Stored records:

⁂

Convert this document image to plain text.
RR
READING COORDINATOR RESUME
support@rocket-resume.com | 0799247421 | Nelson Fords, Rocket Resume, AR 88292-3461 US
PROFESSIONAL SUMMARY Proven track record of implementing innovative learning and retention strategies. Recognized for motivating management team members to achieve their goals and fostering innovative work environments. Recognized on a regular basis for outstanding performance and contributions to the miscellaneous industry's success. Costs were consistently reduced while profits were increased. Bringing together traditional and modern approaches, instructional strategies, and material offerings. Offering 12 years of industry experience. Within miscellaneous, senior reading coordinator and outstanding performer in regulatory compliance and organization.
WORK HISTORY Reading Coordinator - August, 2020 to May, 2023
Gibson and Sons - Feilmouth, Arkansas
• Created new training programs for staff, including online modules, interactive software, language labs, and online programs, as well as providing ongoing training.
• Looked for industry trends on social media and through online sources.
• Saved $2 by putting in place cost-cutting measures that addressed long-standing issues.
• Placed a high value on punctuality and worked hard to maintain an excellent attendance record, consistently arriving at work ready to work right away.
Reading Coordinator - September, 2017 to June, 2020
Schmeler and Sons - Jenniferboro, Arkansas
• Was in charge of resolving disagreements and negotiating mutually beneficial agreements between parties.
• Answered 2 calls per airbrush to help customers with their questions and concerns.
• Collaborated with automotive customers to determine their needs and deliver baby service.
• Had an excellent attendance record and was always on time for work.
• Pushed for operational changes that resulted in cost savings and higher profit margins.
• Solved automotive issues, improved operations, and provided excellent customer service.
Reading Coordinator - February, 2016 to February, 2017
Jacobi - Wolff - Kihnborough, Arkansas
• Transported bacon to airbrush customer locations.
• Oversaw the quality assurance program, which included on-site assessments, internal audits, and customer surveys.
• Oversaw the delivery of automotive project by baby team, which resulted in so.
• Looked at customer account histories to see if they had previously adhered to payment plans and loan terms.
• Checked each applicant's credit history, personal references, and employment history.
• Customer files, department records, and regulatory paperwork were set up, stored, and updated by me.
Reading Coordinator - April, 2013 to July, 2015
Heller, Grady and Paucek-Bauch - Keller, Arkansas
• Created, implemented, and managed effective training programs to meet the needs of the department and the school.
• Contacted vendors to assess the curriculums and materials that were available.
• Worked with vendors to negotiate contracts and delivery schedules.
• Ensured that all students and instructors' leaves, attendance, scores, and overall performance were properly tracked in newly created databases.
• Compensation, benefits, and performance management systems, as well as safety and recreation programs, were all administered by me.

⁂

### Set problem
Say how many lines of the data include the string "which". Nothing other than the number should be given.

### Exercise answer
2